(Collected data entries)

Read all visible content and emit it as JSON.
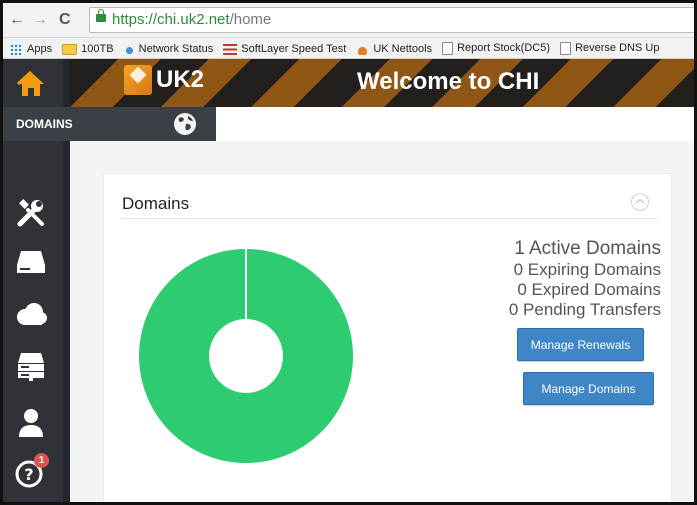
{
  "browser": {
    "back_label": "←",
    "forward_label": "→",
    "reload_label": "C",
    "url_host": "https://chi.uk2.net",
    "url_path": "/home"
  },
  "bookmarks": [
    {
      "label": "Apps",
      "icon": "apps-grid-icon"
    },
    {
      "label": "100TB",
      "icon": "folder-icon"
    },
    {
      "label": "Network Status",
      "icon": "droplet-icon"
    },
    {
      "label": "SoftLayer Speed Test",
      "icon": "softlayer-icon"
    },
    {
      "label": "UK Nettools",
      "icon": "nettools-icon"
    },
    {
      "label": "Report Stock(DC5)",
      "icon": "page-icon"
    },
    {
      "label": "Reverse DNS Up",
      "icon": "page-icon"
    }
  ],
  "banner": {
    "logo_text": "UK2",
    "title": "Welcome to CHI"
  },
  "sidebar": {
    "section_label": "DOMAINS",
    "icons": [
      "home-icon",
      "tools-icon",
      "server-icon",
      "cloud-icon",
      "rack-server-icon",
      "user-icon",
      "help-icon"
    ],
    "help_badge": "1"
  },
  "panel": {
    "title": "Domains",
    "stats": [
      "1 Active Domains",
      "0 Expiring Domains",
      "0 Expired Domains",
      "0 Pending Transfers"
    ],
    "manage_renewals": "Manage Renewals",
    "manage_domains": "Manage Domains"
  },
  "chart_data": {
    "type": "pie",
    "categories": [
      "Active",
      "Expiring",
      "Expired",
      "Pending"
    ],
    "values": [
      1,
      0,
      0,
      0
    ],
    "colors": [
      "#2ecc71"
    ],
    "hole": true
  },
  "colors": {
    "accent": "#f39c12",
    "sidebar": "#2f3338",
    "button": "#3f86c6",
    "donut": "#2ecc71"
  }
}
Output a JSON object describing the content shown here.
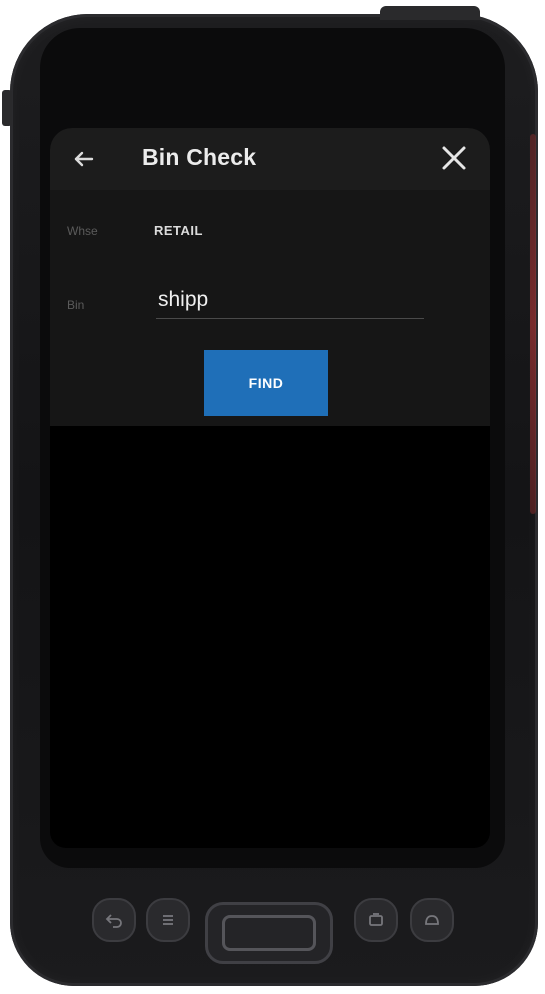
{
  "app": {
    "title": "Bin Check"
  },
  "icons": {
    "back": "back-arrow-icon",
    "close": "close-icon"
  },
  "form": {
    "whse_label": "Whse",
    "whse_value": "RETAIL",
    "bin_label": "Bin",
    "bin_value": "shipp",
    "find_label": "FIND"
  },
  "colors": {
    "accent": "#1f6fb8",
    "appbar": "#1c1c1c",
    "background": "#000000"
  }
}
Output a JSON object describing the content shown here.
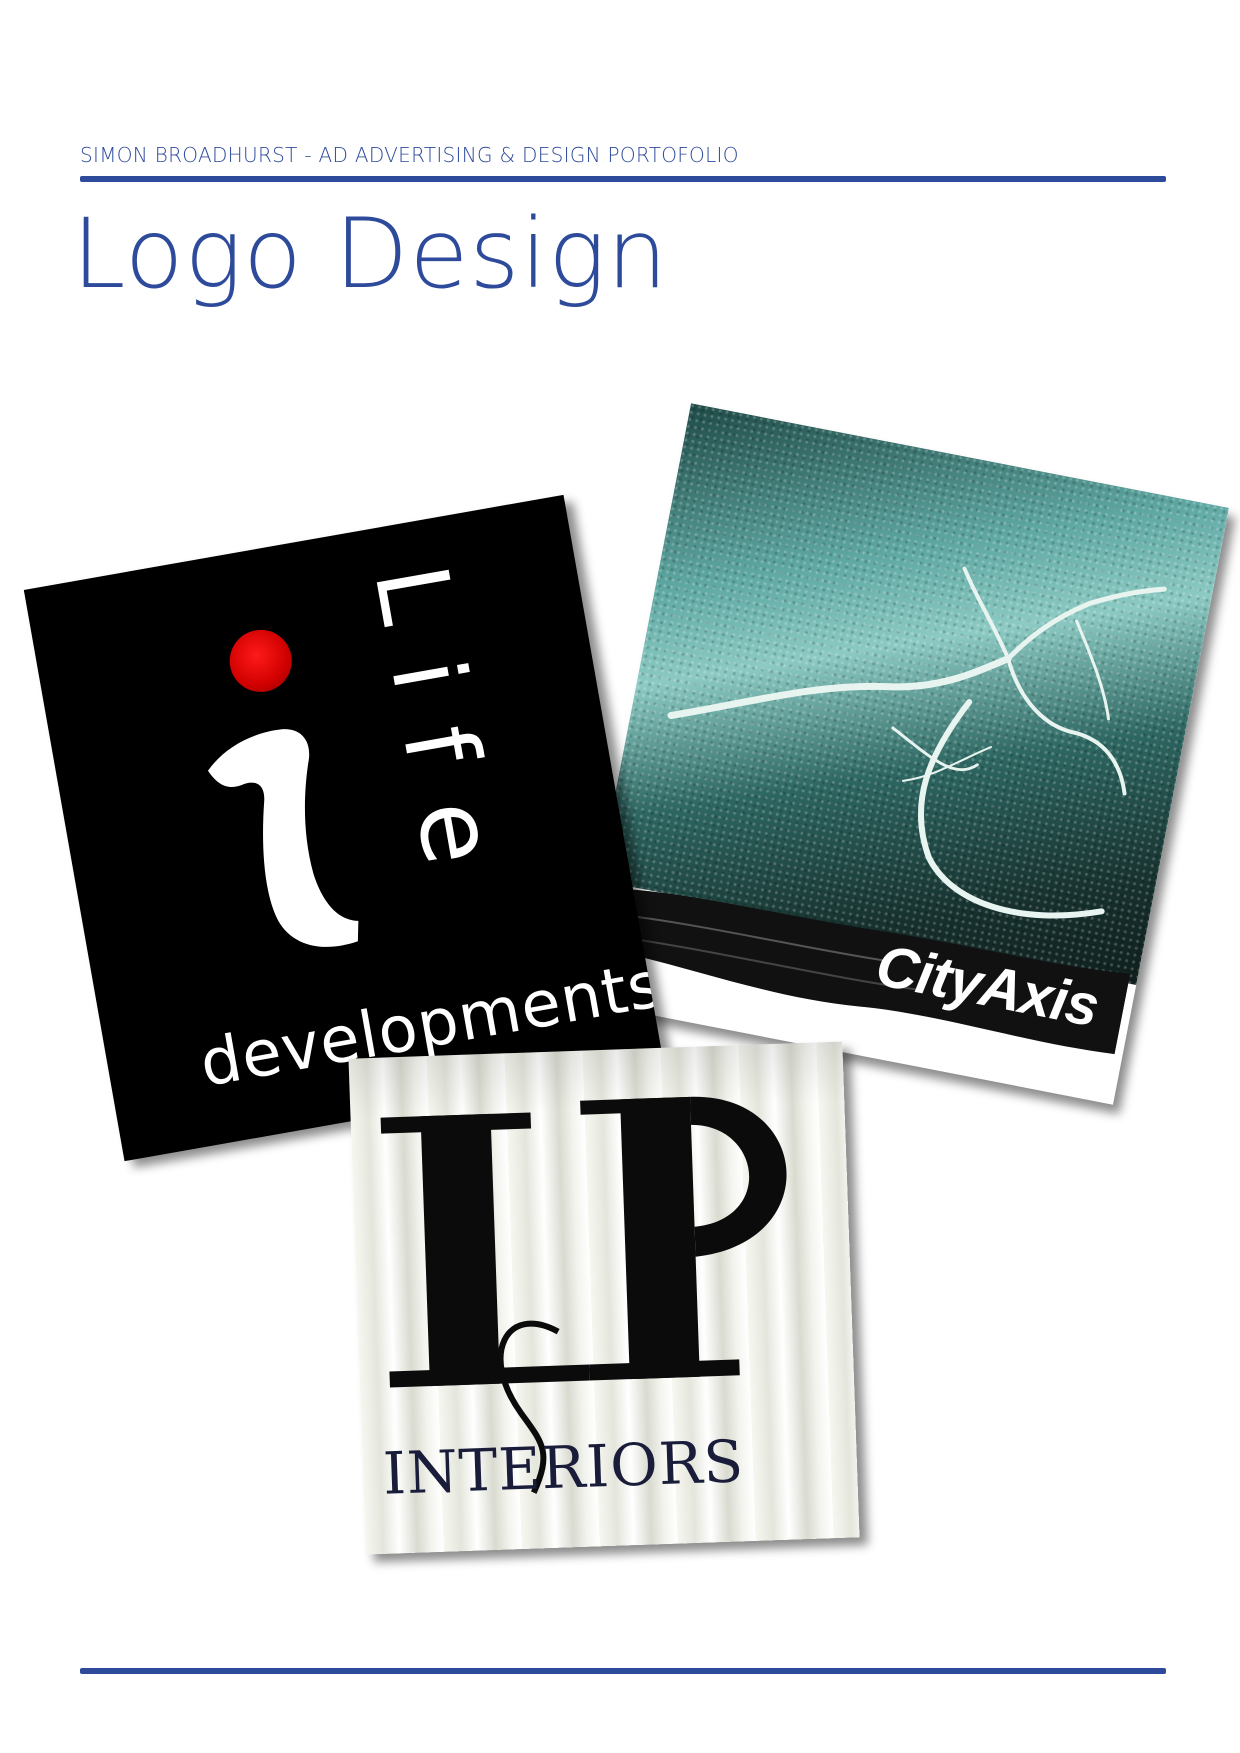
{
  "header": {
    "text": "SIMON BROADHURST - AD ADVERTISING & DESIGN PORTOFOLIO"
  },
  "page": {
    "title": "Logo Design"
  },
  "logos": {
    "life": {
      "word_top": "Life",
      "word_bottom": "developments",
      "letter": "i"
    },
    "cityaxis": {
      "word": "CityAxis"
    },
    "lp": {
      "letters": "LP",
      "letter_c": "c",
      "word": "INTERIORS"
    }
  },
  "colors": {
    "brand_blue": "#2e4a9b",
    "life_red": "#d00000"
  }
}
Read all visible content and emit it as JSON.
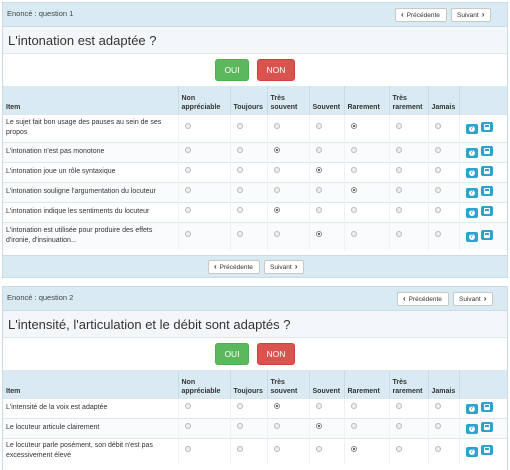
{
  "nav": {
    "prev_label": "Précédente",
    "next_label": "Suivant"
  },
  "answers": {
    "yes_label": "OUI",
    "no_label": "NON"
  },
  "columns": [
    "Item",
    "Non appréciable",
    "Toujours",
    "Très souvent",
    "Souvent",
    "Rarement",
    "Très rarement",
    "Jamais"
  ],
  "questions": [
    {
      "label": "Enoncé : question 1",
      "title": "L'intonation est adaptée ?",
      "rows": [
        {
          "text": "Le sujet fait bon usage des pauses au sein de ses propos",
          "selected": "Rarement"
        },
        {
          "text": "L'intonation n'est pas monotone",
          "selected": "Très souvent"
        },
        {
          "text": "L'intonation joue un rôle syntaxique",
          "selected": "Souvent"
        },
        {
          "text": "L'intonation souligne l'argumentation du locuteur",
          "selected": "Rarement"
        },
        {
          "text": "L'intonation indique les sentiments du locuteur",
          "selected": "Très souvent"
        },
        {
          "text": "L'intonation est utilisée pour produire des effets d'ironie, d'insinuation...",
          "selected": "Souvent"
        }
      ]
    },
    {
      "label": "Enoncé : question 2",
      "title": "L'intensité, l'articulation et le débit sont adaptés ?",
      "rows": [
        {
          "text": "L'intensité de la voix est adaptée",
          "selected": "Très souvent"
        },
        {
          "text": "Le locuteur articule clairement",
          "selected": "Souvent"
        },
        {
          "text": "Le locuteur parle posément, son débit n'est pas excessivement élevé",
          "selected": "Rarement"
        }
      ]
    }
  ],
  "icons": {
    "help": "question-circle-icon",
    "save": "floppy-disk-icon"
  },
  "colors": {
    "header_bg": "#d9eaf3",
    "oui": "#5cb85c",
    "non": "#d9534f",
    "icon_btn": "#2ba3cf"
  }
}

---

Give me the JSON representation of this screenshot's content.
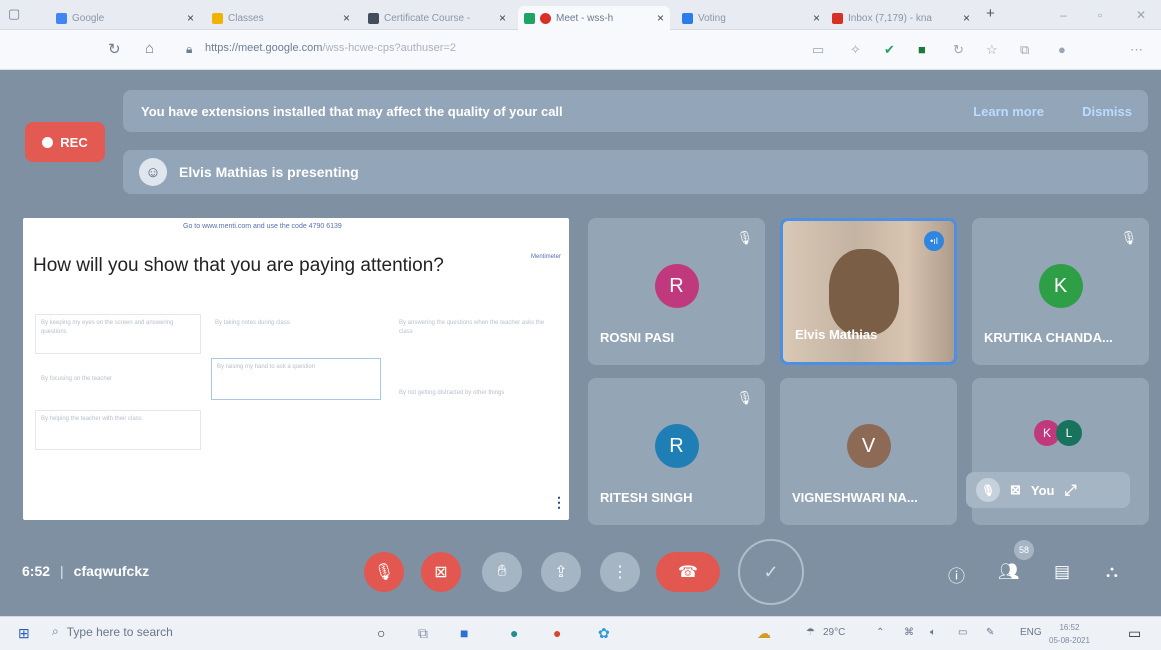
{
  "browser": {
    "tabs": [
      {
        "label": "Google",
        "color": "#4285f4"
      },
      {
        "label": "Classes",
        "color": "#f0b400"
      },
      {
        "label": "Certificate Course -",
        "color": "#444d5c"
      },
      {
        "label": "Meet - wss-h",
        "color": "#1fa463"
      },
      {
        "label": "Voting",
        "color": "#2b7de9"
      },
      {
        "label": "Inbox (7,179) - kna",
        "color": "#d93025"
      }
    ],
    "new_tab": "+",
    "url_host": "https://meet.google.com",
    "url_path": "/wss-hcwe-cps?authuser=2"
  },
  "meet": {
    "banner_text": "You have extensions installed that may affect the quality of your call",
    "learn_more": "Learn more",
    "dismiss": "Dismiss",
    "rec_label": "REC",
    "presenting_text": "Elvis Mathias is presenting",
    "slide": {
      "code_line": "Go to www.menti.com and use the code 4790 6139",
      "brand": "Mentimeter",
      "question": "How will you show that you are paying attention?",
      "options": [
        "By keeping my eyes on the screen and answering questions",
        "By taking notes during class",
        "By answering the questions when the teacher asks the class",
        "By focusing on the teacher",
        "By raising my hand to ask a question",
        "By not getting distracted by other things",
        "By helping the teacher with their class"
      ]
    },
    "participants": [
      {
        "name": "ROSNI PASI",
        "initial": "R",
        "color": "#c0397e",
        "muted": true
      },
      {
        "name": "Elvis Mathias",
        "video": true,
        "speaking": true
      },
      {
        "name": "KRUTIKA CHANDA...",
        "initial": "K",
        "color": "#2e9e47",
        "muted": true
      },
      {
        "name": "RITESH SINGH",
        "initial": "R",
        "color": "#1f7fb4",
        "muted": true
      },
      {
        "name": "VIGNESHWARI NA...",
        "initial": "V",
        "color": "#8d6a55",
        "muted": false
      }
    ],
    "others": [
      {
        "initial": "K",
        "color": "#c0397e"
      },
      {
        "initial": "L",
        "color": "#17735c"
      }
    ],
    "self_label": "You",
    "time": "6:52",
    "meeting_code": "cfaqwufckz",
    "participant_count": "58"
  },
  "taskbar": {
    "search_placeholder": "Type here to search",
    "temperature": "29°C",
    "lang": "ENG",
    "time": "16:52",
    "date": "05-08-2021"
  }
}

...

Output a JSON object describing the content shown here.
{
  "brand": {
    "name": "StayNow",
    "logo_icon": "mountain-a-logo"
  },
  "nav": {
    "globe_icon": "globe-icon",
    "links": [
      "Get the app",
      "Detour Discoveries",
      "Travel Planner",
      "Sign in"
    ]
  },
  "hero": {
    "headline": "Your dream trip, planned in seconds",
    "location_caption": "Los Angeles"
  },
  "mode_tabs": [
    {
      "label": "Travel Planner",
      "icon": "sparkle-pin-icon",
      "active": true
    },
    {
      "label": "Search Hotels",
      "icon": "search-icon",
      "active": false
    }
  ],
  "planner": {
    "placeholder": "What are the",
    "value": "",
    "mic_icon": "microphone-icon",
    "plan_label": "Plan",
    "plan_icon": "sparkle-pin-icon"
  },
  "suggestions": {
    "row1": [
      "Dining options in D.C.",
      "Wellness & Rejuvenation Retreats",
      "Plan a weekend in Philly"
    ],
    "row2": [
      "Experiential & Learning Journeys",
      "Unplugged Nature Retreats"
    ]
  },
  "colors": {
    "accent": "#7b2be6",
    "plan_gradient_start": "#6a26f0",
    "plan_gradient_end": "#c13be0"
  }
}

- **Your instructions**: Look through the data above. Find each line with the string "https" and copy it.

- **Result**:
    "url_host": "https://chi.uk2.net",
    "url_host": "https://meet.google.com",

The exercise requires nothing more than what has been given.